Could you pull every line from the records below and repeat each one verbatim, leaving the pictures out of your answer?

· · · · ·

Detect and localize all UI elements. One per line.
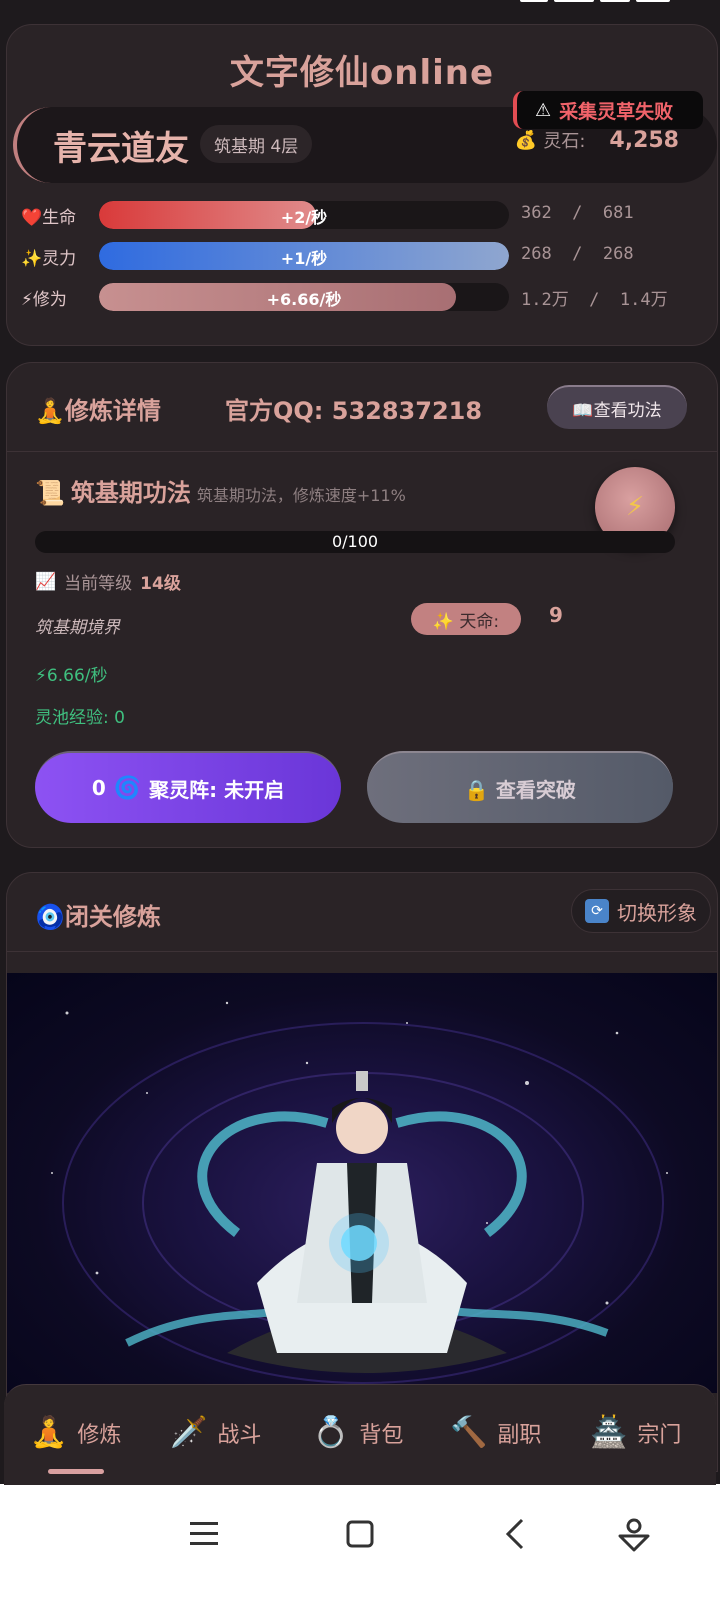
level-value: 14级 xyxy=(140,574,181,594)
menu-icon[interactable] xyxy=(182,1512,226,1556)
level-row: 📈 当前等级 14级 xyxy=(35,569,181,595)
gather-count: 0 xyxy=(91,776,106,800)
stat-value: 1.2万 / 1.4万 xyxy=(521,290,668,310)
wifi-icon xyxy=(520,0,548,2)
nav-label: 战斗 xyxy=(217,1422,262,1448)
stat-row-hp: ❤️生命 +2/秒 362 / 681 xyxy=(21,201,720,229)
cultivation-card: 🧘修炼详情 官方QQ: 532837218 📖查看功法 📜 筑基期功法 筑基期功… xyxy=(6,362,718,848)
system-nav-bar xyxy=(0,1484,720,1600)
skill-header: 📜 筑基期功法 筑基期功法，修炼速度+11% xyxy=(35,473,406,508)
nav-battle[interactable]: 🗡️ 战斗 xyxy=(170,1415,261,1450)
signal-icon-2 xyxy=(600,0,630,2)
stat-value: 362 / 681 xyxy=(521,203,634,223)
dagger-icon: 🗡️ xyxy=(170,1415,208,1450)
scroll-icon: 📜 xyxy=(35,479,65,507)
stat-label: ⚡修为 xyxy=(21,290,67,310)
nav-label: 宗门 xyxy=(637,1422,682,1448)
stat-label: ❤️生命 xyxy=(21,208,77,228)
official-qq: 官方QQ: 532837218 xyxy=(225,397,483,425)
signal-icon xyxy=(554,0,594,2)
stat-label: ✨灵力 xyxy=(21,249,77,269)
stat-row-cultivation: ⚡修为 +6.66/秒 1.2万 / 1.4万 xyxy=(21,283,720,311)
nav-label: 修炼 xyxy=(77,1422,122,1448)
stat-rate: +1/秒 xyxy=(280,249,328,268)
nav-profession[interactable]: 🔨 副职 xyxy=(450,1415,541,1450)
bottom-nav: 🧘 修炼 🗡️ 战斗 💍 背包 🔨 副职 🏯 宗门 xyxy=(4,1384,716,1485)
view-skill-button[interactable]: 📖查看功法 xyxy=(547,385,687,429)
skill-name: 筑基期功法 xyxy=(70,479,191,507)
realm-text: 筑基期境界 xyxy=(35,618,120,638)
swirl-icon: 🌀 xyxy=(113,775,142,801)
stone-value: 4,258 xyxy=(609,127,679,153)
retreat-title: 🧿闭关修炼 xyxy=(35,903,161,931)
switch-avatar-button[interactable]: ⟳ 切换形象 xyxy=(571,889,711,933)
gather-label: 聚灵阵: 未开启 xyxy=(149,777,285,802)
money-bag-icon: 💰 xyxy=(514,129,538,151)
stat-rate: +6.66/秒 xyxy=(266,290,342,309)
nav-label: 背包 xyxy=(359,1422,404,1448)
home-icon[interactable] xyxy=(338,1512,382,1556)
stat-value: 268 / 268 xyxy=(521,244,634,264)
cultivator-avatar-image xyxy=(7,973,717,1393)
error-toast[interactable]: ⚠ 采集灵草失败 xyxy=(513,91,703,129)
back-icon[interactable] xyxy=(494,1512,538,1556)
active-tab-indicator xyxy=(48,1469,104,1474)
realm-badge: 筑基期 4层 xyxy=(200,125,313,163)
nav-cultivate[interactable]: 🧘 修炼 xyxy=(30,1415,121,1450)
divider xyxy=(7,951,717,952)
assistant-icon[interactable] xyxy=(612,1512,656,1556)
nav-bag[interactable]: 💍 背包 xyxy=(312,1415,403,1450)
stat-row-mana: ✨灵力 +1/秒 268 / 268 xyxy=(21,242,720,270)
nav-sect[interactable]: 🏯 宗门 xyxy=(590,1415,681,1450)
cultivation-title: 🧘修炼详情 xyxy=(35,397,161,425)
spirit-stone: 💰 灵石: 4,258 xyxy=(515,127,679,153)
battery-icon xyxy=(636,0,670,2)
status-bar xyxy=(0,0,720,14)
lightning-icon: ⚡ xyxy=(625,492,645,522)
stat-rate: +2/秒 xyxy=(280,208,328,227)
spirit-pool-exp: 灵池经验: 0 xyxy=(35,708,125,728)
ring-icon: 💍 xyxy=(312,1415,350,1450)
meditate-icon: 🧘 xyxy=(30,1415,68,1450)
skill-exp-text: 0/100 xyxy=(331,532,379,551)
player-header-card: 文字修仙online ⚠ 采集灵草失败 青云道友 筑基期 4层 💰 灵石: 4,… xyxy=(6,24,718,346)
level-label: 当前等级 xyxy=(64,574,133,594)
switch-avatar-label: 切换形象 xyxy=(617,900,697,925)
toast-text: 采集灵草失败 xyxy=(559,100,674,123)
skill-exp-bar: 0/100 xyxy=(35,531,675,553)
stone-label: 灵石: xyxy=(543,131,586,152)
fate-value: 9 xyxy=(549,603,563,627)
warning-icon: ⚠ xyxy=(535,99,552,121)
cultivation-rate: ⚡6.66/秒 xyxy=(35,666,108,686)
gather-array-button[interactable]: 0 🌀 聚灵阵: 未开启 xyxy=(35,751,341,823)
player-name: 青云道友 xyxy=(53,129,189,169)
status-icons xyxy=(520,0,670,2)
castle-icon: 🏯 xyxy=(590,1415,628,1450)
skill-desc: 筑基期功法，修炼速度+11% xyxy=(196,486,406,505)
fate-badge: ✨ 天命: xyxy=(411,603,521,635)
refresh-icon: ⟳ xyxy=(585,899,609,923)
divider xyxy=(7,451,717,452)
app-title: 文字修仙online xyxy=(229,53,495,93)
nav-label: 副职 xyxy=(497,1422,542,1448)
hammer-icon: 🔨 xyxy=(450,1415,488,1450)
retreat-card: 🧿闭关修炼 ⟳ 切换形象 xyxy=(6,872,718,1472)
breakthrough-button[interactable]: 🔒 查看突破 xyxy=(367,751,673,823)
chart-icon: 📈 xyxy=(35,571,57,592)
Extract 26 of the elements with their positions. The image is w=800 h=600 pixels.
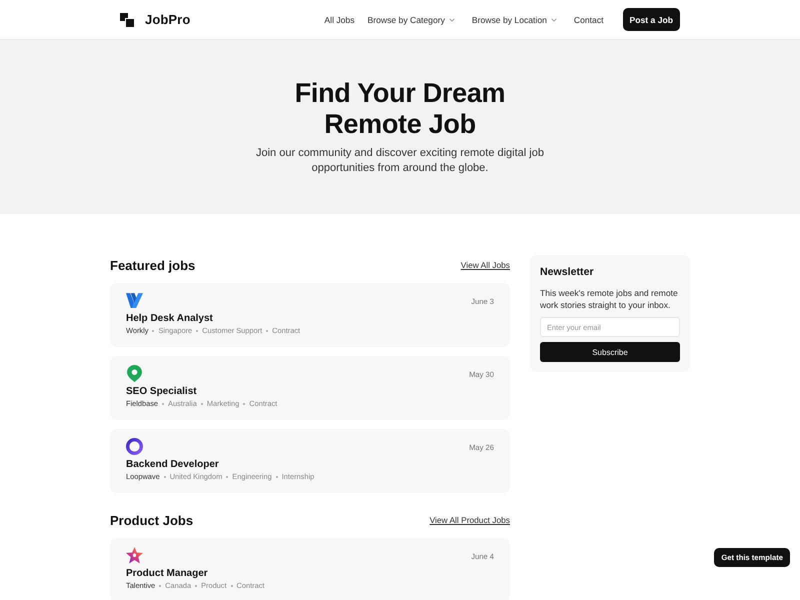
hero-subtitle: Join our community and discover exciting remote digital job opportunities from around the globe. (255, 146, 545, 176)
section-heading: Product Jobs (110, 512, 194, 528)
logo-icon[interactable] (120, 12, 134, 26)
view-all-link[interactable]: View All Product Jobs (430, 515, 510, 525)
newsletter-title: Newsletter (540, 265, 595, 279)
chevron-down-icon (550, 18, 557, 22)
map-pin-icon (126, 365, 143, 382)
job-title[interactable]: Help Desk Analyst (126, 312, 494, 325)
job-title[interactable]: SEO Specialist (126, 385, 494, 398)
logo-text[interactable]: JobPro (145, 12, 190, 27)
job-title[interactable]: Backend Developer (126, 458, 494, 471)
nav-dropdown[interactable]: Browse by Category (368, 14, 455, 24)
star-icon (126, 547, 143, 564)
ring-icon (126, 438, 143, 455)
hero-title: Find Your Dream Remote Job (294, 78, 506, 140)
post-job-button[interactable]: Post a Job (622, 8, 680, 31)
chevron-down-icon (448, 18, 455, 22)
nav-link[interactable]: Contact (574, 14, 604, 24)
subscribe-button[interactable]: Subscribe (540, 342, 680, 362)
view-all-link[interactable]: View All Jobs (460, 260, 510, 270)
v-shape-logo-icon (126, 292, 143, 309)
job-title[interactable]: Product Manager (126, 567, 494, 580)
nav-link[interactable]: All Jobs (324, 14, 355, 24)
section-heading: Featured jobs (110, 258, 196, 272)
nav-dropdown[interactable]: Browse by Location (472, 14, 557, 24)
newsletter-text: This week's remote jobs and remote work stories straight to your inbox. (540, 287, 679, 311)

· · · · ·

_Written answer_
Detect and localize all UI elements. One per line.
level-value: 14级 xyxy=(140,574,181,594)
menu-icon[interactable] xyxy=(182,1512,226,1556)
level-row: 📈 当前等级 14级 xyxy=(35,569,181,595)
gather-count: 0 xyxy=(91,776,106,800)
stat-value: 1.2万 / 1.4万 xyxy=(521,290,668,310)
wifi-icon xyxy=(520,0,548,2)
nav-label: 战斗 xyxy=(217,1422,262,1448)
stat-row-hp: ❤️生命 +2/秒 362 / 681 xyxy=(21,201,720,229)
cultivation-card: 🧘修炼详情 官方QQ: 532837218 📖查看功法 📜 筑基期功法 筑基期功… xyxy=(6,362,718,848)
system-nav-bar xyxy=(0,1484,720,1600)
skill-header: 📜 筑基期功法 筑基期功法，修炼速度+11% xyxy=(35,473,406,508)
nav-battle[interactable]: 🗡️ 战斗 xyxy=(170,1415,261,1450)
signal-icon-2 xyxy=(600,0,630,2)
stat-value: 362 / 681 xyxy=(521,203,634,223)
dagger-icon: 🗡️ xyxy=(170,1415,208,1450)
scroll-icon: 📜 xyxy=(35,479,65,507)
stat-label: ⚡修为 xyxy=(21,290,67,310)
nav-label: 宗门 xyxy=(637,1422,682,1448)
stat-label: ❤️生命 xyxy=(21,208,77,228)
official-qq: 官方QQ: 532837218 xyxy=(225,397,483,425)
signal-icon xyxy=(554,0,594,2)
stat-label: ✨灵力 xyxy=(21,249,77,269)
stat-row-cultivation: ⚡修为 +6.66/秒 1.2万 / 1.4万 xyxy=(21,283,720,311)
nav-label: 修炼 xyxy=(77,1422,122,1448)
stat-rate: +1/秒 xyxy=(280,249,328,268)
nav-profession[interactable]: 🔨 副职 xyxy=(450,1415,541,1450)
bottom-nav: 🧘 修炼 🗡️ 战斗 💍 背包 🔨 副职 🏯 宗门 xyxy=(4,1384,716,1485)
view-skill-button[interactable]: 📖查看功法 xyxy=(547,385,687,429)
skill-name: 筑基期功法 xyxy=(70,479,191,507)
realm-text: 筑基期境界 xyxy=(35,618,120,638)
swirl-icon: 🌀 xyxy=(113,775,142,801)
stone-value: 4,258 xyxy=(609,127,679,153)
retreat-title: 🧿闭关修炼 xyxy=(35,903,161,931)
switch-avatar-button[interactable]: ⟳ 切换形象 xyxy=(571,889,711,933)
gather-label: 聚灵阵: 未开启 xyxy=(149,777,285,802)
money-bag-icon: 💰 xyxy=(514,129,538,151)
stat-rate: +6.66/秒 xyxy=(266,290,342,309)
nav-label: 背包 xyxy=(359,1422,404,1448)
home-icon[interactable] xyxy=(338,1512,382,1556)
stat-value: 268 / 268 xyxy=(521,244,634,264)
cultivator-avatar-image xyxy=(7,973,717,1393)
error-toast[interactable]: ⚠ 采集灵草失败 xyxy=(513,91,703,129)
back-icon[interactable] xyxy=(494,1512,538,1556)
active-tab-indicator xyxy=(48,1469,104,1474)
realm-badge: 筑基期 4层 xyxy=(200,125,313,163)
nav-cultivate[interactable]: 🧘 修炼 xyxy=(30,1415,121,1450)
divider xyxy=(7,951,717,952)
assistant-icon[interactable] xyxy=(612,1512,656,1556)
nav-bag[interactable]: 💍 背包 xyxy=(312,1415,403,1450)
stat-row-mana: ✨灵力 +1/秒 268 / 268 xyxy=(21,242,720,270)
nav-sect[interactable]: 🏯 宗门 xyxy=(590,1415,681,1450)
cultivation-title: 🧘修炼详情 xyxy=(35,397,161,425)
spirit-stone: 💰 灵石: 4,258 xyxy=(515,127,679,153)
battery-icon xyxy=(636,0,670,2)
status-bar xyxy=(0,0,720,14)
lightning-icon: ⚡ xyxy=(625,492,645,522)
stat-rate: +2/秒 xyxy=(280,208,328,227)
spirit-pool-exp: 灵池经验: 0 xyxy=(35,708,125,728)
ring-icon: 💍 xyxy=(312,1415,350,1450)
meditate-icon: 🧘 xyxy=(30,1415,68,1450)
skill-exp-text: 0/100 xyxy=(331,532,379,551)
player-header-card: 文字修仙online ⚠ 采集灵草失败 青云道友 筑基期 4层 💰 灵石: 4,… xyxy=(6,24,718,346)
level-label: 当前等级 xyxy=(64,574,133,594)
switch-avatar-label: 切换形象 xyxy=(617,900,697,925)
toast-text: 采集灵草失败 xyxy=(559,100,674,123)
skill-exp-bar: 0/100 xyxy=(35,531,675,553)
stone-label: 灵石: xyxy=(543,131,586,152)
fate-value: 9 xyxy=(549,603,563,627)
warning-icon: ⚠ xyxy=(535,99,552,121)
cultivation-rate: ⚡6.66/秒 xyxy=(35,666,108,686)
gather-array-button[interactable]: 0 🌀 聚灵阵: 未开启 xyxy=(35,751,341,823)
player-name: 青云道友 xyxy=(53,129,189,169)
status-icons xyxy=(520,0,670,2)
castle-icon: 🏯 xyxy=(590,1415,628,1450)
skill-desc: 筑基期功法，修炼速度+11% xyxy=(196,486,406,505)
fate-badge: ✨ 天命: xyxy=(411,603,521,635)
refresh-icon: ⟳ xyxy=(585,899,609,923)
divider xyxy=(7,451,717,452)
app-title: 文字修仙online xyxy=(229,53,495,93)
nav-label: 副职 xyxy=(497,1422,542,1448)
hammer-icon: 🔨 xyxy=(450,1415,488,1450)
retreat-card: 🧿闭关修炼 ⟳ 切换形象 xyxy=(6,872,718,1472)
breakthrough-button[interactable]: 🔒 查看突破 xyxy=(367,751,673,823)
chart-icon: 📈 xyxy=(35,571,57,592)
Extract 26 of the elements with their positions. The image is w=800 h=600 pixels.
hero-subtitle: Join our community and discover exciting remote digital job opportunities from around the globe. (255, 146, 545, 176)
section-heading: Product Jobs (110, 512, 194, 528)
logo-icon[interactable] (120, 12, 134, 26)
view-all-link[interactable]: View All Product Jobs (430, 515, 510, 525)
newsletter-title: Newsletter (540, 265, 595, 279)
chevron-down-icon (550, 18, 557, 22)
map-pin-icon (126, 365, 143, 382)
job-title[interactable]: Help Desk Analyst (126, 312, 494, 325)
job-title[interactable]: SEO Specialist (126, 385, 494, 398)
logo-text[interactable]: JobPro (145, 12, 190, 27)
job-title[interactable]: Backend Developer (126, 458, 494, 471)
nav-dropdown[interactable]: Browse by Category (368, 14, 455, 24)
star-icon (126, 547, 143, 564)
ring-icon (126, 438, 143, 455)
hero-title: Find Your Dream Remote Job (294, 78, 506, 140)
post-job-button[interactable]: Post a Job (622, 8, 680, 31)
chevron-down-icon (448, 18, 455, 22)
nav-link[interactable]: Contact (574, 14, 604, 24)
subscribe-button[interactable]: Subscribe (540, 342, 680, 362)
view-all-link[interactable]: View All Jobs (460, 260, 510, 270)
v-shape-logo-icon (126, 292, 143, 309)
job-title[interactable]: Product Manager (126, 567, 494, 580)
nav-link[interactable]: All Jobs (324, 14, 355, 24)
section-heading: Featured jobs (110, 258, 196, 272)
nav-dropdown[interactable]: Browse by Location (472, 14, 557, 24)
newsletter-text: This week's remote jobs and remote work stories straight to your inbox. (540, 287, 679, 311)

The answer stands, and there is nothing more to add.